> **Records**:
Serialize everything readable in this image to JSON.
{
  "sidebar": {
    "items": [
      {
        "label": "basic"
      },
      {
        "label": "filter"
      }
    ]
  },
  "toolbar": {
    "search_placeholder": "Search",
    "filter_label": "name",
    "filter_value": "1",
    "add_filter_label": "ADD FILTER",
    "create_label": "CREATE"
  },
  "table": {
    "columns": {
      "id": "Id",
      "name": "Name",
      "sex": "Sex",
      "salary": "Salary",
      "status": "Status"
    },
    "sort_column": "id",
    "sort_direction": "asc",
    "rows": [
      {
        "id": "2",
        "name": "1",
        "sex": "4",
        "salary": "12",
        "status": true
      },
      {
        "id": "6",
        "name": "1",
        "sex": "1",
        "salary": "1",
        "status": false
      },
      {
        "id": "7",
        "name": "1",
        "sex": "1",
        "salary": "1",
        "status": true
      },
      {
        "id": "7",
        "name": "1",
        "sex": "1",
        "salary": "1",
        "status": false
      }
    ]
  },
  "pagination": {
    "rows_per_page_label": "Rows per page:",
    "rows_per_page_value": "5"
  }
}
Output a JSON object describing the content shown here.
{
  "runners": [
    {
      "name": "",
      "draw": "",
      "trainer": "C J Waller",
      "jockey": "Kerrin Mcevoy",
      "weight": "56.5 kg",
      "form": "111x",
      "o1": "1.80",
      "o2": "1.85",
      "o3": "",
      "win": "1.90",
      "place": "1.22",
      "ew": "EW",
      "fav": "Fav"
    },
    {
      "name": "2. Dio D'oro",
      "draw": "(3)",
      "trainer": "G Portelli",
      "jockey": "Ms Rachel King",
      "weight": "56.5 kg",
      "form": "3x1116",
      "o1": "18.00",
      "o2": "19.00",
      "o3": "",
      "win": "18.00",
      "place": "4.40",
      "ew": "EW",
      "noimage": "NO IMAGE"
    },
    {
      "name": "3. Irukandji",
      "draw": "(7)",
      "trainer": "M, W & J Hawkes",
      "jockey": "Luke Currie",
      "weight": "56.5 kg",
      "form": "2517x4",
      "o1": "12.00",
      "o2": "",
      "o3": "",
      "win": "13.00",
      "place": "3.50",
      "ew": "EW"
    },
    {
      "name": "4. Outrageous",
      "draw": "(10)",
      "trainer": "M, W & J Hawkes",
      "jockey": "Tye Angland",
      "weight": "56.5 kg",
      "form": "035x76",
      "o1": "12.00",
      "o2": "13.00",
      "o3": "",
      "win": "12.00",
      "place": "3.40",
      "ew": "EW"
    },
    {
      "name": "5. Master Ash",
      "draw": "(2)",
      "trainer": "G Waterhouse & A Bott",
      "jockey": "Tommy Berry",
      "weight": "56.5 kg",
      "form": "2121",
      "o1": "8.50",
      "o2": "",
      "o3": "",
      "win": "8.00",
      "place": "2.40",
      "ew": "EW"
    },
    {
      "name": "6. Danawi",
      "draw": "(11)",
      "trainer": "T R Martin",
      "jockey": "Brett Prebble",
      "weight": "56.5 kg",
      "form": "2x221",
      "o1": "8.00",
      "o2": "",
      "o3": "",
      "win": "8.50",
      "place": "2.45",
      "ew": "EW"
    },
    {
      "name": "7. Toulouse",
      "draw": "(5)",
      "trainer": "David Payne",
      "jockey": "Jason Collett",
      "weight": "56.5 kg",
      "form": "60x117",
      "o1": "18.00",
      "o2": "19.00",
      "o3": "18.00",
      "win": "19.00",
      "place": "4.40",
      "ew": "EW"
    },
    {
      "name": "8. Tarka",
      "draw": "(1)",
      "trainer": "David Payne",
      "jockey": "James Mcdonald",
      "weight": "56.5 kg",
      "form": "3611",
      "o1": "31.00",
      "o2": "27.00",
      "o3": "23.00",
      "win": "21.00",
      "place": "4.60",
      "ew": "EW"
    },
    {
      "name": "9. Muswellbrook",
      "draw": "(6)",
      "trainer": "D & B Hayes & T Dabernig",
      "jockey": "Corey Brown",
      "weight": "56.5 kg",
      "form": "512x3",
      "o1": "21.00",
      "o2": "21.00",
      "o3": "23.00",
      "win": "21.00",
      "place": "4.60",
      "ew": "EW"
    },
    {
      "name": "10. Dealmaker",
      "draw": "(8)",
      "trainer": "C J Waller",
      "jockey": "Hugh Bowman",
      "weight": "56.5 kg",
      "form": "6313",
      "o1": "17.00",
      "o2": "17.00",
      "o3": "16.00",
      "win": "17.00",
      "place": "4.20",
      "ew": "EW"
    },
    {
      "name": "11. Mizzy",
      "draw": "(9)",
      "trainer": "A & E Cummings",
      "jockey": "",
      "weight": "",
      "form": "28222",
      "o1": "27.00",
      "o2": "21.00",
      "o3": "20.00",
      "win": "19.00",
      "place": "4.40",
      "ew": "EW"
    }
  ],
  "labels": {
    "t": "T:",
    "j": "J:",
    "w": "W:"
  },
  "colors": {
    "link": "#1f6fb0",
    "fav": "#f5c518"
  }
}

> **Exercise brief**:
Copy out every line of the data above, exactly as given.

> **Full answer**:
Serialize everything readable in this image to JSON.
{
  "sidebar": {
    "items": [
      {
        "label": "basic"
      },
      {
        "label": "filter"
      }
    ]
  },
  "toolbar": {
    "search_placeholder": "Search",
    "filter_label": "name",
    "filter_value": "1",
    "add_filter_label": "ADD FILTER",
    "create_label": "CREATE"
  },
  "table": {
    "columns": {
      "id": "Id",
      "name": "Name",
      "sex": "Sex",
      "salary": "Salary",
      "status": "Status"
    },
    "sort_column": "id",
    "sort_direction": "asc",
    "rows": [
      {
        "id": "2",
        "name": "1",
        "sex": "4",
        "salary": "12",
        "status": true
      },
      {
        "id": "6",
        "name": "1",
        "sex": "1",
        "salary": "1",
        "status": false
      },
      {
        "id": "7",
        "name": "1",
        "sex": "1",
        "salary": "1",
        "status": true
      },
      {
        "id": "7",
        "name": "1",
        "sex": "1",
        "salary": "1",
        "status": false
      }
    ]
  },
  "pagination": {
    "rows_per_page_label": "Rows per page:",
    "rows_per_page_value": "5"
  }
}
Output a JSON object describing the content shown here.
{
  "runners": [
    {
      "name": "",
      "draw": "",
      "trainer": "C J Waller",
      "jockey": "Kerrin Mcevoy",
      "weight": "56.5 kg",
      "form": "111x",
      "o1": "1.80",
      "o2": "1.85",
      "o3": "",
      "win": "1.90",
      "place": "1.22",
      "ew": "EW",
      "fav": "Fav"
    },
    {
      "name": "2. Dio D'oro",
      "draw": "(3)",
      "trainer": "G Portelli",
      "jockey": "Ms Rachel King",
      "weight": "56.5 kg",
      "form": "3x1116",
      "o1": "18.00",
      "o2": "19.00",
      "o3": "",
      "win": "18.00",
      "place": "4.40",
      "ew": "EW",
      "noimage": "NO IMAGE"
    },
    {
      "name": "3. Irukandji",
      "draw": "(7)",
      "trainer": "M, W & J Hawkes",
      "jockey": "Luke Currie",
      "weight": "56.5 kg",
      "form": "2517x4",
      "o1": "12.00",
      "o2": "",
      "o3": "",
      "win": "13.00",
      "place": "3.50",
      "ew": "EW"
    },
    {
      "name": "4. Outrageous",
      "draw": "(10)",
      "trainer": "M, W & J Hawkes",
      "jockey": "Tye Angland",
      "weight": "56.5 kg",
      "form": "035x76",
      "o1": "12.00",
      "o2": "13.00",
      "o3": "",
      "win": "12.00",
      "place": "3.40",
      "ew": "EW"
    },
    {
      "name": "5. Master Ash",
      "draw": "(2)",
      "trainer": "G Waterhouse & A Bott",
      "jockey": "Tommy Berry",
      "weight": "56.5 kg",
      "form": "2121",
      "o1": "8.50",
      "o2": "",
      "o3": "",
      "win": "8.00",
      "place": "2.40",
      "ew": "EW"
    },
    {
      "name": "6. Danawi",
      "draw": "(11)",
      "trainer": "T R Martin",
      "jockey": "Brett Prebble",
      "weight": "56.5 kg",
      "form": "2x221",
      "o1": "8.00",
      "o2": "",
      "o3": "",
      "win": "8.50",
      "place": "2.45",
      "ew": "EW"
    },
    {
      "name": "7. Toulouse",
      "draw": "(5)",
      "trainer": "David Payne",
      "jockey": "Jason Collett",
      "weight": "56.5 kg",
      "form": "60x117",
      "o1": "18.00",
      "o2": "19.00",
      "o3": "18.00",
      "win": "19.00",
      "place": "4.40",
      "ew": "EW"
    },
    {
      "name": "8. Tarka",
      "draw": "(1)",
      "trainer": "David Payne",
      "jockey": "James Mcdonald",
      "weight": "56.5 kg",
      "form": "3611",
      "o1": "31.00",
      "o2": "27.00",
      "o3": "23.00",
      "win": "21.00",
      "place": "4.60",
      "ew": "EW"
    },
    {
      "name": "9. Muswellbrook",
      "draw": "(6)",
      "trainer": "D & B Hayes & T Dabernig",
      "jockey": "Corey Brown",
      "weight": "56.5 kg",
      "form": "512x3",
      "o1": "21.00",
      "o2": "21.00",
      "o3": "23.00",
      "win": "21.00",
      "place": "4.60",
      "ew": "EW"
    },
    {
      "name": "10. Dealmaker",
      "draw": "(8)",
      "trainer": "C J Waller",
      "jockey": "Hugh Bowman",
      "weight": "56.5 kg",
      "form": "6313",
      "o1": "17.00",
      "o2": "17.00",
      "o3": "16.00",
      "win": "17.00",
      "place": "4.20",
      "ew": "EW"
    },
    {
      "name": "11. Mizzy",
      "draw": "(9)",
      "trainer": "A & E Cummings",
      "jockey": "",
      "weight": "",
      "form": "28222",
      "o1": "27.00",
      "o2": "21.00",
      "o3": "20.00",
      "win": "19.00",
      "place": "4.40",
      "ew": "EW"
    }
  ],
  "labels": {
    "t": "T:",
    "j": "J:",
    "w": "W:"
  },
  "colors": {
    "link": "#1f6fb0",
    "fav": "#f5c518"
  }
}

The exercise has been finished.